## [WHAT NEEDS TO BE DONE]
From the listing below, pick out each line with the word "законов".

[Extracted data entries]
— START —

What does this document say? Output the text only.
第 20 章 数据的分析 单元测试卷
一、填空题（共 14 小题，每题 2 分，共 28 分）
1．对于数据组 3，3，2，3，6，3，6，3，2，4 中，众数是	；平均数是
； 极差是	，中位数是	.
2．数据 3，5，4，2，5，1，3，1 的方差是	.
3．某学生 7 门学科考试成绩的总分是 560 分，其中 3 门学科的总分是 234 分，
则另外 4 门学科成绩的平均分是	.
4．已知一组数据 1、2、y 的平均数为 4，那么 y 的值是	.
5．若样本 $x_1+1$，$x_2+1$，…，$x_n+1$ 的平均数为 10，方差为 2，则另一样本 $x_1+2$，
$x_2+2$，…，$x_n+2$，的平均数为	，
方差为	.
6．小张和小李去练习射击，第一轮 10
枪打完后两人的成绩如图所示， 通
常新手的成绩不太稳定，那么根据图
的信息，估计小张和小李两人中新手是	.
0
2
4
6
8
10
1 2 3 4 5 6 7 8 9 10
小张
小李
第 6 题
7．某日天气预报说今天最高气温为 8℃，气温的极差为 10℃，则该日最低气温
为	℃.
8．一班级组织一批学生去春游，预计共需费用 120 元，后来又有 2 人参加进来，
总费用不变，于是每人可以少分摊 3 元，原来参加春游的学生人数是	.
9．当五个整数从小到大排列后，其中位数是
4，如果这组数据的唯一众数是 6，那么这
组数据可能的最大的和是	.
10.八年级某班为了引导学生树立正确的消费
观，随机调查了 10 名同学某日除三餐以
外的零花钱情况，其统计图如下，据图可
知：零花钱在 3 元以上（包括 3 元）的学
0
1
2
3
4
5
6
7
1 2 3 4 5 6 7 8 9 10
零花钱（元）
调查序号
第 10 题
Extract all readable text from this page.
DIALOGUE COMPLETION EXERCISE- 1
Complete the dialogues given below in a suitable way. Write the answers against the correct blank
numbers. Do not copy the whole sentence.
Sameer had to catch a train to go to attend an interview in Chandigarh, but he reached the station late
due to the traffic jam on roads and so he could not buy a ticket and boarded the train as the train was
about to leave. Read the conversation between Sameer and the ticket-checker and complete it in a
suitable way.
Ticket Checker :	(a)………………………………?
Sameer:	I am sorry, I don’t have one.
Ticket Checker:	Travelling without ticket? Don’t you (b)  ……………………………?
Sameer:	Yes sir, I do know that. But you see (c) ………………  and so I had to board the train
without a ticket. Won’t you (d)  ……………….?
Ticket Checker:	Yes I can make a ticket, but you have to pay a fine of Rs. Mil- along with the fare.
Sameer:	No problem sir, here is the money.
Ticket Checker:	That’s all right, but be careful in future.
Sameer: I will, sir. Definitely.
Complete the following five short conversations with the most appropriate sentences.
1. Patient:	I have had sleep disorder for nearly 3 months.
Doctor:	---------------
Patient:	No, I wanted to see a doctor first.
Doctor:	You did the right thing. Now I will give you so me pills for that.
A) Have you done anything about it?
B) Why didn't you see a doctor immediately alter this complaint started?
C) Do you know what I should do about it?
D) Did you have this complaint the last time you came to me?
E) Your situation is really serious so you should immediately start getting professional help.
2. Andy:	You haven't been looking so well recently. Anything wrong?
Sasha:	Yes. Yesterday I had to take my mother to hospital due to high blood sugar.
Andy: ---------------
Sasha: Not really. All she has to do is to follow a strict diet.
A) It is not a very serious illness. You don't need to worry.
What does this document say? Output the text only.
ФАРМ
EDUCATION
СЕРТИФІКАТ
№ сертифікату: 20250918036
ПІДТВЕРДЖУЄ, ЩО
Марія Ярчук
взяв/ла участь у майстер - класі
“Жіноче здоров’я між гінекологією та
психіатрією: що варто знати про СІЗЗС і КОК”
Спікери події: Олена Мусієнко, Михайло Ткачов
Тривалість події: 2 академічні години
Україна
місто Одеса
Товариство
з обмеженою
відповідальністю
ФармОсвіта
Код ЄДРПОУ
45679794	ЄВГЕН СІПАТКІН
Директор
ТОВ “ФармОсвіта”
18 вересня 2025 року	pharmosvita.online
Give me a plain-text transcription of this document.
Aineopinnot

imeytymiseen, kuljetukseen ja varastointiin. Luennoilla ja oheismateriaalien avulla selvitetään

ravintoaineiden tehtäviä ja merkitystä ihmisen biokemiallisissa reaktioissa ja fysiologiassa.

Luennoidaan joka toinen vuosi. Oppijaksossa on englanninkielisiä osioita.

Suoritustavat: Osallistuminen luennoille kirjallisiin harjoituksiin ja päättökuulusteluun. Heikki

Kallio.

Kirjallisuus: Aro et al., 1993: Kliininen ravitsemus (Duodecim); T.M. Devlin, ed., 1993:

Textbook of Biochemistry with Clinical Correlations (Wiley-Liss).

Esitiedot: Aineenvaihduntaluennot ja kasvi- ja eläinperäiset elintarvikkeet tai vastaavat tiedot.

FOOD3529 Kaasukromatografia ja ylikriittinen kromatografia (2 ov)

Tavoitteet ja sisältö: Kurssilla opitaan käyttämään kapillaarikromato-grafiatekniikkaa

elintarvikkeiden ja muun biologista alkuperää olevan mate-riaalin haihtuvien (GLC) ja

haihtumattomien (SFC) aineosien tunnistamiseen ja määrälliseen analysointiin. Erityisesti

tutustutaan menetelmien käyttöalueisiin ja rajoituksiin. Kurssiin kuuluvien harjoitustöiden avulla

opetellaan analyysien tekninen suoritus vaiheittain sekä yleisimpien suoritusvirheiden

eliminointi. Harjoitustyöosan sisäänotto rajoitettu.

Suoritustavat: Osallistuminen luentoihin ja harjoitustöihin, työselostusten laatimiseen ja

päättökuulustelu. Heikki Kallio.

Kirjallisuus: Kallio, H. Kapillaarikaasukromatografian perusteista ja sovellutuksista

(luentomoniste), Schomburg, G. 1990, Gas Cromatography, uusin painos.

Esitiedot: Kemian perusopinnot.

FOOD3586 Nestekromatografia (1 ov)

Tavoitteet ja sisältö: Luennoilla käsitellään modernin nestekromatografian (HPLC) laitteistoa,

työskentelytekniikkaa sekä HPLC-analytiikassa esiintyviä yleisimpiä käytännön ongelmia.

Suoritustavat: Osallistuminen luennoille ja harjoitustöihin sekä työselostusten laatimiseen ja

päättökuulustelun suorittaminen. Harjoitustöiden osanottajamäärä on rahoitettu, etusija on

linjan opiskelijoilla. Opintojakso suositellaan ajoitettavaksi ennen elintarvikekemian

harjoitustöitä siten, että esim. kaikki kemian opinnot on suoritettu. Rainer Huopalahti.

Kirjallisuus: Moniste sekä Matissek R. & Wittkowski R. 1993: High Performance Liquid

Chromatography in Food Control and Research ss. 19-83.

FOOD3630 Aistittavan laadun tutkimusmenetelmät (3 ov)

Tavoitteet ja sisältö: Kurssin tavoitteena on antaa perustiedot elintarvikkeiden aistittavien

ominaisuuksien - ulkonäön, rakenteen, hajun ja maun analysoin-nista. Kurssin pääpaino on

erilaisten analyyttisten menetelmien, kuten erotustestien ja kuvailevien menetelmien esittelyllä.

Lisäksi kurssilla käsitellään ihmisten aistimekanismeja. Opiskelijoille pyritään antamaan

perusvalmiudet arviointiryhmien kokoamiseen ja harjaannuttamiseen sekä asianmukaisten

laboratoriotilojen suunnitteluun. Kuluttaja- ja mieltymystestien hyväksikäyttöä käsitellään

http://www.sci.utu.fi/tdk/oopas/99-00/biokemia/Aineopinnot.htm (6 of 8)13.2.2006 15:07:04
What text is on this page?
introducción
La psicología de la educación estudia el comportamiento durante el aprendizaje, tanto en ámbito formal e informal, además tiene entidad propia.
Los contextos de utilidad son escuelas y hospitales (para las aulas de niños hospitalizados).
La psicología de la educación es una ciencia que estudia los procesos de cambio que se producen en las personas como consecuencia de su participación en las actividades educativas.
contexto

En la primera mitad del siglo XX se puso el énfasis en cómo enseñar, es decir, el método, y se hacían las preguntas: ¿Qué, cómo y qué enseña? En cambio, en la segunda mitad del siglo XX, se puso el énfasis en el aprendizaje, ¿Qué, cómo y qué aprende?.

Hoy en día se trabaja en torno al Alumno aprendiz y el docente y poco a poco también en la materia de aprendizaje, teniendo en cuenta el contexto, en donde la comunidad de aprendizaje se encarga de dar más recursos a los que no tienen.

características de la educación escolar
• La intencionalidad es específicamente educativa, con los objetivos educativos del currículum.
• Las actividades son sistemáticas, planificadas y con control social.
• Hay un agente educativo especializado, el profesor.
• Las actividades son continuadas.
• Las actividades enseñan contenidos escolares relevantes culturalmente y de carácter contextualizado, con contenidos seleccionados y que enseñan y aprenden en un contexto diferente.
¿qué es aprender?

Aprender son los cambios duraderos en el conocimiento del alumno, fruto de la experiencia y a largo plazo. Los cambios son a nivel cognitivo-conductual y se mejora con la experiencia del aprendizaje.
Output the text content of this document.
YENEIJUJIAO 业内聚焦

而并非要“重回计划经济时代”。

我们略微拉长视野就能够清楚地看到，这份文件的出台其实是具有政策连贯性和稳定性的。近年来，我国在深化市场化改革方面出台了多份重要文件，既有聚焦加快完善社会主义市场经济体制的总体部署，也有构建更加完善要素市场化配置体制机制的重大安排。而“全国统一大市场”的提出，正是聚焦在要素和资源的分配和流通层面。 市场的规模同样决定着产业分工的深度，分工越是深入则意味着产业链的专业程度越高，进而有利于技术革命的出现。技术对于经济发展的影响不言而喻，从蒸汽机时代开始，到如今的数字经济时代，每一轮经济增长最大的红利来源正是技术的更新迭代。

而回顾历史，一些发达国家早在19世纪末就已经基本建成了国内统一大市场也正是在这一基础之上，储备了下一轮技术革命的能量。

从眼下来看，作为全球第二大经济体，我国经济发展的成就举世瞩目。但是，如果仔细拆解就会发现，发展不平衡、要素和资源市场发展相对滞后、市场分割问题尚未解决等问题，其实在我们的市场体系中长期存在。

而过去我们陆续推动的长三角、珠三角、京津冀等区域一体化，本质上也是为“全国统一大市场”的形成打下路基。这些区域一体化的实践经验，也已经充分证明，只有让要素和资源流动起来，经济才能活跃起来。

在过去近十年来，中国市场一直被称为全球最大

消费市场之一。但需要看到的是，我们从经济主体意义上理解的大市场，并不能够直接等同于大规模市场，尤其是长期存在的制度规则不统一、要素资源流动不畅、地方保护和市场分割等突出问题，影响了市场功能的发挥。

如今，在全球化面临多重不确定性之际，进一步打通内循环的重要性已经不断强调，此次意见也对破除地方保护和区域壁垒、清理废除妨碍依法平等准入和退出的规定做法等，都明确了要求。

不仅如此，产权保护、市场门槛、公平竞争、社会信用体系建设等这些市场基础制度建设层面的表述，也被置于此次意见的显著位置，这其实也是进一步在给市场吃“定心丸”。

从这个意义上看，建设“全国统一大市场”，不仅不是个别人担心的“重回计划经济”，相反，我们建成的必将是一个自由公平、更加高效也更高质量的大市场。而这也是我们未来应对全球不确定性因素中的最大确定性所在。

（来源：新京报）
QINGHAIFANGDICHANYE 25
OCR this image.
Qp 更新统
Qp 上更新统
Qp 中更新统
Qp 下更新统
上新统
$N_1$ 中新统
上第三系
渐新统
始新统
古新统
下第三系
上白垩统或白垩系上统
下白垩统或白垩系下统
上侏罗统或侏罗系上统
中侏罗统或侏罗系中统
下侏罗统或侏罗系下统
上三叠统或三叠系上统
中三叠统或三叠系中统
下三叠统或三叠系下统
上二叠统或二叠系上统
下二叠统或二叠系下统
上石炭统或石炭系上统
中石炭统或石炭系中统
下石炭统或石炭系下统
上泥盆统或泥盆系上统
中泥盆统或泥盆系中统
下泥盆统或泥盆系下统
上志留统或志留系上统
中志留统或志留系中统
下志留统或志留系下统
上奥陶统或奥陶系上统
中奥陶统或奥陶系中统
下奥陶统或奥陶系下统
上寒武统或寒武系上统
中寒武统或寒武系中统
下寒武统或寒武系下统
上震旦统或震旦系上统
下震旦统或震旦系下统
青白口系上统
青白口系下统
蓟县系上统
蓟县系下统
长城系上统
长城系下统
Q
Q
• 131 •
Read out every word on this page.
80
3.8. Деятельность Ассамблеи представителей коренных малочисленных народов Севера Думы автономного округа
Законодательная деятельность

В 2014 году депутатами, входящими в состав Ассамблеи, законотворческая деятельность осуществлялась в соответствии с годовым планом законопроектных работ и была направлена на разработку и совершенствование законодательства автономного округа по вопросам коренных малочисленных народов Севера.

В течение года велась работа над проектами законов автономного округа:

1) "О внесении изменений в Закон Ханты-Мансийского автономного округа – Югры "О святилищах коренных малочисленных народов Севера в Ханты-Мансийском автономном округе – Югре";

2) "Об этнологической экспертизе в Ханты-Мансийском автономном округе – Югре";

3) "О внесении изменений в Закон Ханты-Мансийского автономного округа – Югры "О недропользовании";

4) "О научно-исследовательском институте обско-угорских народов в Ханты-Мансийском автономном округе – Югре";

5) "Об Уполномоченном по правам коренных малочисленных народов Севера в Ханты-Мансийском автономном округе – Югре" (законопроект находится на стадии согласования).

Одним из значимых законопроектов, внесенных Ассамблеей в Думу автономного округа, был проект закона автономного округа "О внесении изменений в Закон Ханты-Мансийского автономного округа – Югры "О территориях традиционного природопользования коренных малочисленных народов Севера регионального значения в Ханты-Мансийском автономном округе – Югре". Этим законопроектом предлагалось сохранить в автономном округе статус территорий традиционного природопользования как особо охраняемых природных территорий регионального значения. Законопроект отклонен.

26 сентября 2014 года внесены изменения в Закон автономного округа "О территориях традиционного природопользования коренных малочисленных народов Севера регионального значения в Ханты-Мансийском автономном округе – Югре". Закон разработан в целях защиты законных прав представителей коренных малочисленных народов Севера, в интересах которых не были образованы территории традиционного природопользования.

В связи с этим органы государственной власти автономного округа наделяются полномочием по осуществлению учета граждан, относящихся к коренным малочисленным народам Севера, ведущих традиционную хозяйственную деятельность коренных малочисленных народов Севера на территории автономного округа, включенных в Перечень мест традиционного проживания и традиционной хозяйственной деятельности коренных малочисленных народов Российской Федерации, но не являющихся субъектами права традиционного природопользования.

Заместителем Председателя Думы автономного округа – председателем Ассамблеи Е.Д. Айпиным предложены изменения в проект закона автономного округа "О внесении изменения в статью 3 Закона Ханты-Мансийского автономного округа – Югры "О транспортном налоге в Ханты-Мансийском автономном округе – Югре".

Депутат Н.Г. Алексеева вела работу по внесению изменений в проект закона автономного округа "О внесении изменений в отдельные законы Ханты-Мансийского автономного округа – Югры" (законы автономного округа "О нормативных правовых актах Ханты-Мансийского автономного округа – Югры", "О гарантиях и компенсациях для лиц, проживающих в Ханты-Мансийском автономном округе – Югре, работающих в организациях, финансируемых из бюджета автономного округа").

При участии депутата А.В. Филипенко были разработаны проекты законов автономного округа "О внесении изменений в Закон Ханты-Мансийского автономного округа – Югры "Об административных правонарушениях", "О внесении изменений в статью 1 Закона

— END —

## [COMPLETE ANSWER]
В течение года велась работа над проектами законов автономного округа:
При участии депутата А.В. Филипенко были разработаны проекты законов автономного округа "О внесении изменений в Закон Ханты-Мансийского автономного округа – Югры "Об административных правонарушениях", "О внесении изменений в статью 1 Закона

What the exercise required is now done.